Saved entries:
+++++
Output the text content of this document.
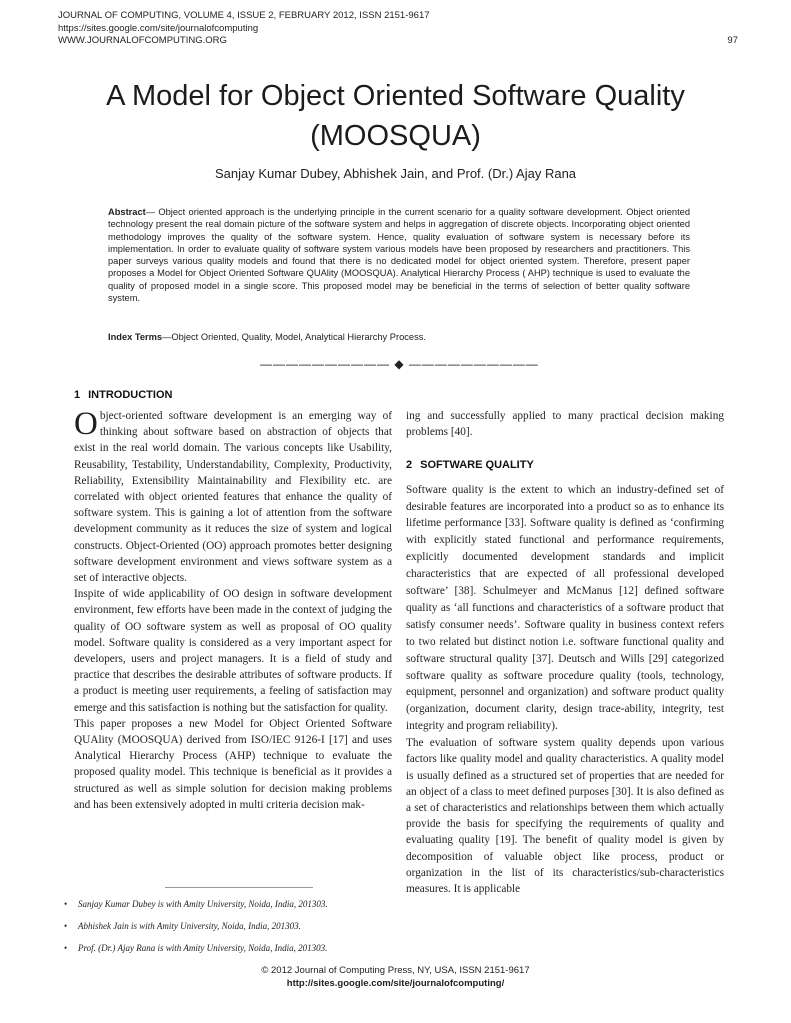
JOURNAL OF COMPUTING, VOLUME 4, ISSUE 2, FEBRUARY 2012, ISSN 2151-9617
https://sites.google.com/site/journalofcomputing
WWW.JOURNALOFCOMPUTING.ORG	97
A Model for Object Oriented Software Quality (MOOSQUA)
Sanjay Kumar Dubey, Abhishek Jain, and Prof. (Dr.) Ajay Rana
Abstract— Object oriented approach is the underlying principle in the current scenario for a quality software development. Object oriented technology present the real domain picture of the software system and helps in aggregation of discrete objects. Incorporating object oriented methodology improves the quality of the software system. Hence, quality evaluation of software system is necessary before its implementation. In order to evaluate quality of software system various models have been proposed by researchers and practitioners. This paper surveys various quality models and found that there is no dedicated model for object oriented system. Therefore, present paper proposes a Model for Object Oriented Software QUAlity (MOOSQUA). Analytical Hierarchy Process ( AHP) technique is used to evaluate the quality of proposed model in a single score. This proposed model may be beneficial in the terms of selection of better quality software system.
Index Terms—Object Oriented, Quality, Model, Analytical Hierarchy Process.
―――――――――― ◆ ――――――――――
1 INTRODUCTION

Object-oriented software development is an emerging way of thinking about software based on abstraction of objects that exist in the real world domain. The various concepts like Usability, Reusability, Testability, Understandability, Complexity, Productivity, Reliability, Extensibility Maintainability and Flexibility etc. are correlated with object oriented features that enhance the quality of software system. This is gaining a lot of attention from the software development community as it reduces the size of system and logical constructs. Object-Oriented (OO) approach promotes better designing software development environment and views software system as a set of interactive objects.

Inspite of wide applicability of OO design in software development environment, few efforts have been made in the context of judging the quality of OO software system as well as proposal of OO quality model. Software quality is considered as a very important aspect for developers, users and project managers. It is a field of study and practice that describes the desirable attributes of software products. If a product is meeting user requirements, a feeling of satisfaction may emerge and this satisfaction is nothing but the satisfaction for quality.

This paper proposes a new Model for Object Oriented Software QUAlity (MOOSQUA) derived from ISO/IEC 9126-I [17] and uses Analytical Hierarchy Process (AHP) technique to evaluate the proposed quality model. This technique is beneficial as it provides a structured as well as simple solution for decision making problems and has been extensively adopted in multi criteria decision mak-

ing and successfully applied to many practical decision making problems [40].

2 SOFTWARE QUALITY

Software quality is the extent to which an industry-defined set of desirable features are incorporated into a product so as to enhance its lifetime performance [33]. Software quality is defined as ‘confirming with explicitly stated functional and performance requirements, explicitly documented development standards and implicit characteristics that are expected of all professional developed software’ [38]. Schulmeyer and McManus [12] defined software quality as ‘all functions and characteristics of a software product that satisfy consumer needs’. Software quality in business context refers to two related but distinct notion i.e. software functional quality and software structural quality [37]. Deutsch and Wills [29] categorized software quality as software procedure quality (tools, technology, equipment, personnel and organization) and software product quality (organization, document clarity, design trace-ability, integrity, test integrity and program reliability).

The evaluation of software system quality depends upon various factors like quality model and quality characteristics. A quality model is usually defined as a structured set of properties that are needed for an object of a class to meet defined purposes [30]. It is also defined as a set of characteristics and relationships between them which actually provide the basis for specifying the requirements of quality and evaluating quality [19]. The benefit of quality model is given by decomposition of valuable object like process, product or organization in the list of its characteristics/sub-characteristics measures. It is applicable

• Sanjay Kumar Dubey is with Amity University, Noida, India, 201303.
• Abhishek Jain is with Amity University, Noida, India, 201303.
• Prof. (Dr.) Ajay Rana is with Amity University, Noida, India, 201303.
© 2012 Journal of Computing Press, NY, USA, ISSN 2151-9617
http://sites.google.com/site/journalofcomputing/
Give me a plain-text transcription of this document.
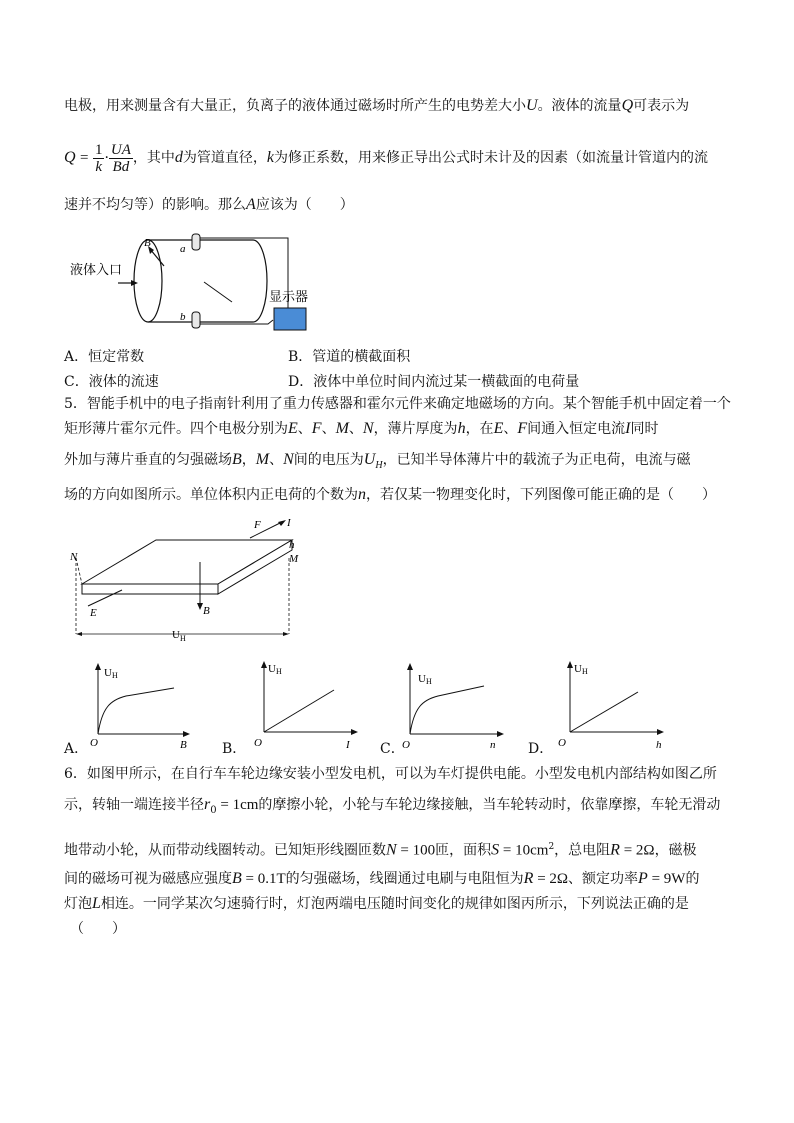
电极，用来测量含有大量正，负离子的液体通过磁场时所产生的电势差大小U。液体的流量Q可表示为
$Q = \frac{1}{k} \cdot \frac{UA}{Bd}$ ，其中d为管道直径，k为修正系数，用来修正导出公式时未计及的因素（如流量计管道内的流
速并不均匀等）的影响。那么A应该为（　　）
液体入口
B	a
b
显示器
A．恒定常数	B．管道的横截面积
C．液体的流速	D．液体中单位时间内流过某一横截面的电荷量
5．智能手机中的电子指南针利用了重力传感器和霍尔元件来确定地磁场的方向。某个智能手机中固定着一个
矩形薄片霍尔元件。四个电极分别为E、F、M、N，薄片厚度为h，在E、F间通入恒定电流I同时
外加与薄片垂直的匀强磁场B，M、N间的电压为$U_H$，已知半导体薄片中的载流子为正电荷，电流与磁
场的方向如图所示。单位体积内正电荷的个数为n，若仅某一物理变化时，下列图像可能正确的是（　　）
F I
h
N	M
E	B
$U_H$
A．
UH
O	B	B．
UH
O	I C．
UH
O	n D．
UH
O	h
6．如图甲所示，在自行车车轮边缘安装小型发电机，可以为车灯提供电能。小型发电机内部结构如图乙所
示，转轴一端连接半径$r_0 = 1cm$的摩擦小轮，小轮与车轮边缘接触，当车轮转动时，依靠摩擦，车轮无滑动
地带动小轮，从而带动线圈转动。已知矩形线圈匝数N = 100匝，面积$S = 10cm^2$，总电阻R = 2Ω，磁极
间的磁场可视为磁感应强度B = 0.1T的匀强磁场，线圈通过电刷与电阻恒为R = 2Ω、额定功率P = 9W的
灯泡L相连。一同学某次匀速骑行时，灯泡两端电压随时间变化的规律如图丙所示，下列说法正确的是
（　　）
+++++
(Exercise details): Out of the material above, select every line that holds the string "google".

(Answer in full):
https://sites.google.com/site/journalofcomputing
http://sites.google.com/site/journalofcomputing/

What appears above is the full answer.